§ REQUIRED TASK
Without the pictures, can you quote each line below exactly?

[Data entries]
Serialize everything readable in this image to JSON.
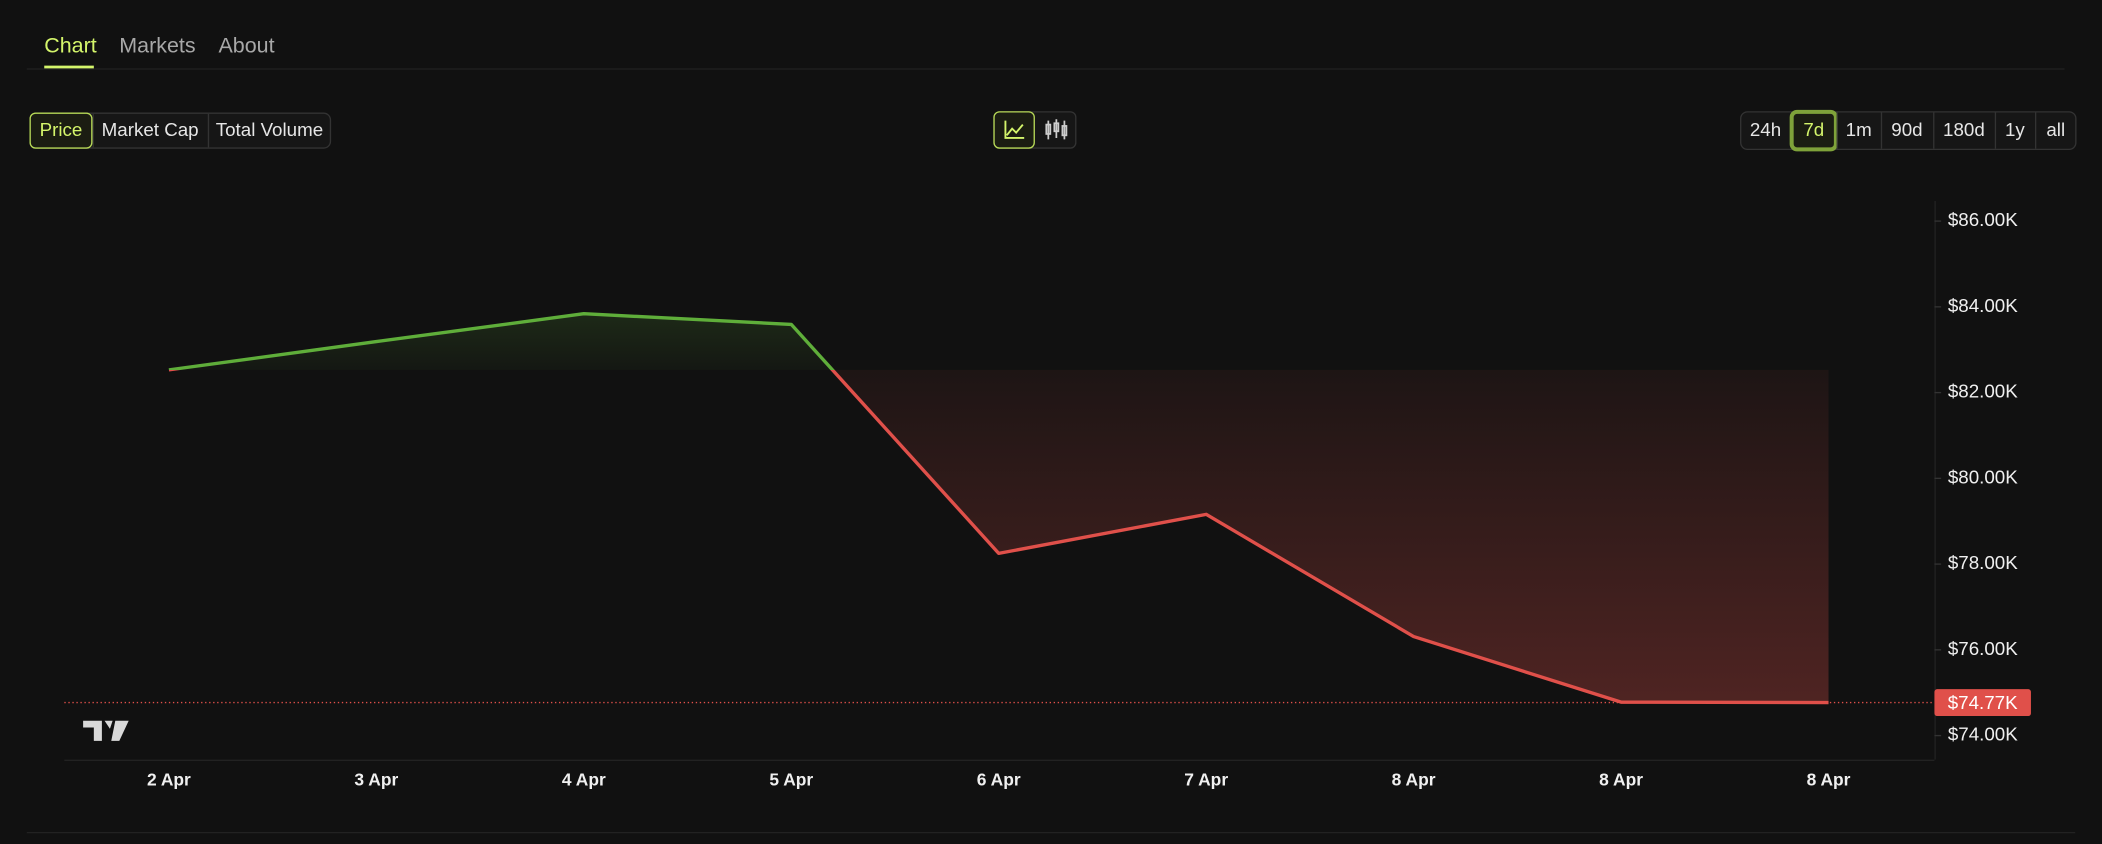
{
  "tabs": [
    "Chart",
    "Markets",
    "About"
  ],
  "data_types": [
    "Price",
    "Market Cap",
    "Total Volume"
  ],
  "ranges": [
    "24h",
    "7d",
    "1m",
    "90d",
    "180d",
    "1y",
    "all"
  ],
  "chart_data": {
    "type": "line",
    "categories": [
      "2 Apr",
      "3 Apr",
      "4 Apr",
      "5 Apr",
      "6 Apr",
      "7 Apr",
      "8 Apr",
      "8 Apr",
      "8 Apr"
    ],
    "values": [
      82.53,
      83.19,
      83.84,
      83.59,
      78.25,
      79.16,
      76.31,
      74.78,
      74.77
    ],
    "value_labels": [
      null,
      null,
      null,
      null,
      null,
      null,
      null,
      null,
      "$74.77K"
    ],
    "up_color": "#5fae3a",
    "down_color": "#e0504a",
    "ylim": [
      73.44,
      86.47
    ],
    "yticks": [
      {
        "value": 86,
        "label": "$86.00K"
      },
      {
        "value": 84,
        "label": "$84.00K"
      },
      {
        "value": 82,
        "label": "$82.00K"
      },
      {
        "value": 80,
        "label": "$80.00K"
      },
      {
        "value": 78,
        "label": "$78.00K"
      },
      {
        "value": 76,
        "label": "$76.00K"
      },
      {
        "value": 74,
        "label": "$74.00K"
      }
    ]
  }
}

§ OUTPUT FOR THIS EXERCISE
Serialize everything readable in this image to JSON.
{
  "tabs": [
    "Chart",
    "Markets",
    "About"
  ],
  "data_types": [
    "Price",
    "Market Cap",
    "Total Volume"
  ],
  "ranges": [
    "24h",
    "7d",
    "1m",
    "90d",
    "180d",
    "1y",
    "all"
  ],
  "chart_data": {
    "type": "line",
    "categories": [
      "2 Apr",
      "3 Apr",
      "4 Apr",
      "5 Apr",
      "6 Apr",
      "7 Apr",
      "8 Apr",
      "8 Apr",
      "8 Apr"
    ],
    "values": [
      82.53,
      83.19,
      83.84,
      83.59,
      78.25,
      79.16,
      76.31,
      74.78,
      74.77
    ],
    "value_labels": [
      null,
      null,
      null,
      null,
      null,
      null,
      null,
      null,
      "$74.77K"
    ],
    "up_color": "#5fae3a",
    "down_color": "#e0504a",
    "ylim": [
      73.44,
      86.47
    ],
    "yticks": [
      {
        "value": 86,
        "label": "$86.00K"
      },
      {
        "value": 84,
        "label": "$84.00K"
      },
      {
        "value": 82,
        "label": "$82.00K"
      },
      {
        "value": 80,
        "label": "$80.00K"
      },
      {
        "value": 78,
        "label": "$78.00K"
      },
      {
        "value": 76,
        "label": "$76.00K"
      },
      {
        "value": 74,
        "label": "$74.00K"
      }
    ]
  }
}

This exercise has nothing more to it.